Task details - Exact repetition is required: output every record in full.

>> BEGIN Information given

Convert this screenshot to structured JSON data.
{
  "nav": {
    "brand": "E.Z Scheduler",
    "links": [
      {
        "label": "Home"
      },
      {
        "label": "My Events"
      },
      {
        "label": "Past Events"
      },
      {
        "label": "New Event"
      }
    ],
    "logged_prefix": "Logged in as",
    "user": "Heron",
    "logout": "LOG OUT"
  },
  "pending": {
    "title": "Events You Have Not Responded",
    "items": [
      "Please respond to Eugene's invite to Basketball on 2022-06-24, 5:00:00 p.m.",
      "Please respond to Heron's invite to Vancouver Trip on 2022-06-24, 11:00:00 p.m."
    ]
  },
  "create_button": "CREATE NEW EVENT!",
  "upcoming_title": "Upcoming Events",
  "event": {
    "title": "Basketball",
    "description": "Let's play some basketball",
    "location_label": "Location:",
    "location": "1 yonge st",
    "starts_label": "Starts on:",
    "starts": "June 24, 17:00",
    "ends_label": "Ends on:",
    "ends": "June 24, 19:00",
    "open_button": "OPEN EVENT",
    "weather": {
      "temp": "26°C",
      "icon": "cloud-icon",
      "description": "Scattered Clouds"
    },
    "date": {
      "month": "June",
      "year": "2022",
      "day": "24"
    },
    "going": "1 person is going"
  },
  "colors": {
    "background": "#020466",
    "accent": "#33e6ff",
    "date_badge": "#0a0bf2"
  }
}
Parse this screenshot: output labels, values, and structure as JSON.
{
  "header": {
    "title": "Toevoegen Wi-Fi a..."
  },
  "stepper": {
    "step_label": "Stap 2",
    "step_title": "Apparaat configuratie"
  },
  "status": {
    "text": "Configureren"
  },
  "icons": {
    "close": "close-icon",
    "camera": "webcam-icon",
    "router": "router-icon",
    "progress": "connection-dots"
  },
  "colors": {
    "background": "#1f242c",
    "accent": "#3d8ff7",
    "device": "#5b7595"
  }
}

>> END Information given

Written answer -
Convert this screenshot to structured JSON data.
{
  "nav": {
    "brand": "E.Z Scheduler",
    "links": [
      {
        "label": "Home"
      },
      {
        "label": "My Events"
      },
      {
        "label": "Past Events"
      },
      {
        "label": "New Event"
      }
    ],
    "logged_prefix": "Logged in as",
    "user": "Heron",
    "logout": "LOG OUT"
  },
  "pending": {
    "title": "Events You Have Not Responded",
    "items": [
      "Please respond to Eugene's invite to Basketball on 2022-06-24, 5:00:00 p.m.",
      "Please respond to Heron's invite to Vancouver Trip on 2022-06-24, 11:00:00 p.m."
    ]
  },
  "create_button": "CREATE NEW EVENT!",
  "upcoming_title": "Upcoming Events",
  "event": {
    "title": "Basketball",
    "description": "Let's play some basketball",
    "location_label": "Location:",
    "location": "1 yonge st",
    "starts_label": "Starts on:",
    "starts": "June 24, 17:00",
    "ends_label": "Ends on:",
    "ends": "June 24, 19:00",
    "open_button": "OPEN EVENT",
    "weather": {
      "temp": "26°C",
      "icon": "cloud-icon",
      "description": "Scattered Clouds"
    },
    "date": {
      "month": "June",
      "year": "2022",
      "day": "24"
    },
    "going": "1 person is going"
  },
  "colors": {
    "background": "#020466",
    "accent": "#33e6ff",
    "date_badge": "#0a0bf2"
  }
}
Parse this screenshot: output labels, values, and structure as JSON.
{
  "header": {
    "title": "Toevoegen Wi-Fi a..."
  },
  "stepper": {
    "step_label": "Stap 2",
    "step_title": "Apparaat configuratie"
  },
  "status": {
    "text": "Configureren"
  },
  "icons": {
    "close": "close-icon",
    "camera": "webcam-icon",
    "router": "router-icon",
    "progress": "connection-dots"
  },
  "colors": {
    "background": "#1f242c",
    "accent": "#3d8ff7",
    "device": "#5b7595"
  }
}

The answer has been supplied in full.